- WHAT YOU SHOULD DO
Filter the entries and keep only the lines where the string "Temp" appears.

- TASK INPUTS
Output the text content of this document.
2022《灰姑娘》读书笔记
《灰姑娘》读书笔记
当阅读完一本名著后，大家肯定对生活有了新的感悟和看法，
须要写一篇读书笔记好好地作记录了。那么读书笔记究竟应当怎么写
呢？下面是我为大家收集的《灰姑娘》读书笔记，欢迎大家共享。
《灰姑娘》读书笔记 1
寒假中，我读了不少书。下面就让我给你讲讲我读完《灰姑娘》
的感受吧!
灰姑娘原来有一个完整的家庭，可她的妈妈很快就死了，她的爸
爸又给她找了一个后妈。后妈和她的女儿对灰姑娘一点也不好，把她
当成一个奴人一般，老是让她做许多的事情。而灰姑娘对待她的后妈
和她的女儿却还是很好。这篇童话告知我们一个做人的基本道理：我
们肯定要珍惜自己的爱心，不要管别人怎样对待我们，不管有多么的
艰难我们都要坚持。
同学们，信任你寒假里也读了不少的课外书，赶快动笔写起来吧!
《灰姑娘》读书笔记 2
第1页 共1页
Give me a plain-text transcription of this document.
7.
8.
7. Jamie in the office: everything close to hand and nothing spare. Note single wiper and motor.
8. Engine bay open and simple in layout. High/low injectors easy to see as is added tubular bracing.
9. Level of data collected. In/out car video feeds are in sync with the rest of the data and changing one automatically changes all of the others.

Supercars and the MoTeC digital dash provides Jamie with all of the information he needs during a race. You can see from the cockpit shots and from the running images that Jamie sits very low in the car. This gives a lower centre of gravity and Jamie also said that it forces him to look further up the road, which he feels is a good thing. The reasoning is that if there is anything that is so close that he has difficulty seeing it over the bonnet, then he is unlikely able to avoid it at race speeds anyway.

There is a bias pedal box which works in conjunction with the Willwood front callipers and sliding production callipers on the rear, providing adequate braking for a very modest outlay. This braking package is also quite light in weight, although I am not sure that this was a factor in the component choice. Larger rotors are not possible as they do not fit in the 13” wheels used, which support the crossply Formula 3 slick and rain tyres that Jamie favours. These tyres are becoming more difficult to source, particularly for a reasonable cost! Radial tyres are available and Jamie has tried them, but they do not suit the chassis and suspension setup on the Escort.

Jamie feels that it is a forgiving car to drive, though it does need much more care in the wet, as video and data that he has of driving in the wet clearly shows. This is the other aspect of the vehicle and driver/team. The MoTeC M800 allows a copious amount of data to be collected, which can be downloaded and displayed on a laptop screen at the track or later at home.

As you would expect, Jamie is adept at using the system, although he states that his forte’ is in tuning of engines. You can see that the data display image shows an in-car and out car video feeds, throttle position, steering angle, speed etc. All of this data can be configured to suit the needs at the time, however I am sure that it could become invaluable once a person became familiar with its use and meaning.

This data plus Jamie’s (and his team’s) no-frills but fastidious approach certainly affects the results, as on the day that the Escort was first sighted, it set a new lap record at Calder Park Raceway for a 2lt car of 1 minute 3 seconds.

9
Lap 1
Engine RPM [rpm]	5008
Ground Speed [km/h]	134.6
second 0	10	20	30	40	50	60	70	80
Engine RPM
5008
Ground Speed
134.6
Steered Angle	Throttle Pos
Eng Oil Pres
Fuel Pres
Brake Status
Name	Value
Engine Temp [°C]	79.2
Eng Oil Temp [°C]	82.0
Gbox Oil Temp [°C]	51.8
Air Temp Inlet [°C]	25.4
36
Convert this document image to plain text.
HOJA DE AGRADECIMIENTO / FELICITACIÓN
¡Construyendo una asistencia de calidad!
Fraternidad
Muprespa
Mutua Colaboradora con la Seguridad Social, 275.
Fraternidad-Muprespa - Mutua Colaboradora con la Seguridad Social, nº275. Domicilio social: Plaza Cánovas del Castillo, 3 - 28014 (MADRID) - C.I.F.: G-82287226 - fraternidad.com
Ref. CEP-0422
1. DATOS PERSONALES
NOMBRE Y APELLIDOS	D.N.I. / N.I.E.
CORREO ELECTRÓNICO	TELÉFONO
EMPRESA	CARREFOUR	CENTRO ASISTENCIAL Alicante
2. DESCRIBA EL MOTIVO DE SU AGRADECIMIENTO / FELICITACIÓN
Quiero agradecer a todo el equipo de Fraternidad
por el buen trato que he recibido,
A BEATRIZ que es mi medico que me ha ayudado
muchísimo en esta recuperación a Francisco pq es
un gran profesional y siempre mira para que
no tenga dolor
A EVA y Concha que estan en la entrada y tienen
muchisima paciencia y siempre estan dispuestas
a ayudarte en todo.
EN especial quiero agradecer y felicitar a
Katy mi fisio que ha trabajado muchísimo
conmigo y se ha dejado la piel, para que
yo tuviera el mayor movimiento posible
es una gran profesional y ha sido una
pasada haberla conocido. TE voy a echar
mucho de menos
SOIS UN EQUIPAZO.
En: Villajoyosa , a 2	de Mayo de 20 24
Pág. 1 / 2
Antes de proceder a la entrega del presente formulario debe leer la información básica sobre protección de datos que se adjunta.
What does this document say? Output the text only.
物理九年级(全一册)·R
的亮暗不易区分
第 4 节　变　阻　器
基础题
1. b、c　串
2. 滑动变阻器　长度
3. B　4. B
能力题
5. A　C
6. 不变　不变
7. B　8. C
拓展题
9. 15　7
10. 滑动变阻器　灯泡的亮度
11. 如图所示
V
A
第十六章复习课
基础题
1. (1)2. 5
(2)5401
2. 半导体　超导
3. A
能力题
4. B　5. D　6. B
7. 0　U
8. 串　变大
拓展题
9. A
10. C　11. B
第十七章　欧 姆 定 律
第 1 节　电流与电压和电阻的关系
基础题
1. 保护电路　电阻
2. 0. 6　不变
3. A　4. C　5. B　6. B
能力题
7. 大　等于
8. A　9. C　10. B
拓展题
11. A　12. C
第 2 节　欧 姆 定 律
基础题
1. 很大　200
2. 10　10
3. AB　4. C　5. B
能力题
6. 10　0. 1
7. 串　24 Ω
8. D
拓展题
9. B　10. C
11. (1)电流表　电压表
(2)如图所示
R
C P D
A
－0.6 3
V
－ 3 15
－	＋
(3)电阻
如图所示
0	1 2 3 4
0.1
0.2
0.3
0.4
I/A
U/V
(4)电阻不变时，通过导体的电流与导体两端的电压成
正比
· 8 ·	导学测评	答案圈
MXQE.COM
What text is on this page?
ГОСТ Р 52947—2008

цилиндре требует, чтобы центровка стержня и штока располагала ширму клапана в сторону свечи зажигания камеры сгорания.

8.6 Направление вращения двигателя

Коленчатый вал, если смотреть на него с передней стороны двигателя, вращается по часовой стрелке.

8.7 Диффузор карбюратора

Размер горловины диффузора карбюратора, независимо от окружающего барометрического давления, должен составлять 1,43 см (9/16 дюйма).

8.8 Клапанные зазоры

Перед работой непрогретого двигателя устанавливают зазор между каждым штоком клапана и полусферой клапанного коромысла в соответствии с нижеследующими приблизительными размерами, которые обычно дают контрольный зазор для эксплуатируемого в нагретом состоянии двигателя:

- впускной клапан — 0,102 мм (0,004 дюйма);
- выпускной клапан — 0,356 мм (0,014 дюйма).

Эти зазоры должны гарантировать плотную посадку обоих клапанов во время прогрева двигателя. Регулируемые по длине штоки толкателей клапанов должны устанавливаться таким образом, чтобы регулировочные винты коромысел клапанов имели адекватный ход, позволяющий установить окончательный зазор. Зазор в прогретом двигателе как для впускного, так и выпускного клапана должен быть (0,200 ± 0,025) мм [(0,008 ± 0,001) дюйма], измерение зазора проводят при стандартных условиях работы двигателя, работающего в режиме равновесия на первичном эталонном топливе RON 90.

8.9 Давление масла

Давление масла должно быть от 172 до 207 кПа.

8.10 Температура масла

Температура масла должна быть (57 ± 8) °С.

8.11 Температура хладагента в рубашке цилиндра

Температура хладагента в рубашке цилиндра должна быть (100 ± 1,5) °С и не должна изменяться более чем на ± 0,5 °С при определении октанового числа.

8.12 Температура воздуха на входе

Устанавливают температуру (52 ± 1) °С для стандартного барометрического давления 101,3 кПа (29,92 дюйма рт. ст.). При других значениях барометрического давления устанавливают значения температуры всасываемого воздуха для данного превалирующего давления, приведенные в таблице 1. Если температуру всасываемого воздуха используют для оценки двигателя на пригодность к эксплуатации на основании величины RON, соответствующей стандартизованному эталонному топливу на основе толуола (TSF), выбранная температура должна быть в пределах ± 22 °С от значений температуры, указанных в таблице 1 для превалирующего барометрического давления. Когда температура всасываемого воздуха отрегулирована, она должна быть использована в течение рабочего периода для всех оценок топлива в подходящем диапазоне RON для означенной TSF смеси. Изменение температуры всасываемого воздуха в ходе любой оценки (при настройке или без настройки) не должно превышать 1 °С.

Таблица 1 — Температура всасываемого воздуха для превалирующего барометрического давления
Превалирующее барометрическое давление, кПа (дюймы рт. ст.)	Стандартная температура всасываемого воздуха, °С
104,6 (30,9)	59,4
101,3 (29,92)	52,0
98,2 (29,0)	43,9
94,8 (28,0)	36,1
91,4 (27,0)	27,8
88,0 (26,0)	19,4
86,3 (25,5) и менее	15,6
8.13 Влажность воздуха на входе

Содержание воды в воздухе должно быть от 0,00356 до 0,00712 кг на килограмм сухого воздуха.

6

- COMPLETE RESPONSE
Engine Temp [°C]	79.2
Eng Oil Temp [°C]	82.0
Gbox Oil Temp [°C]	51.8
Air Temp Inlet [°C]	25.4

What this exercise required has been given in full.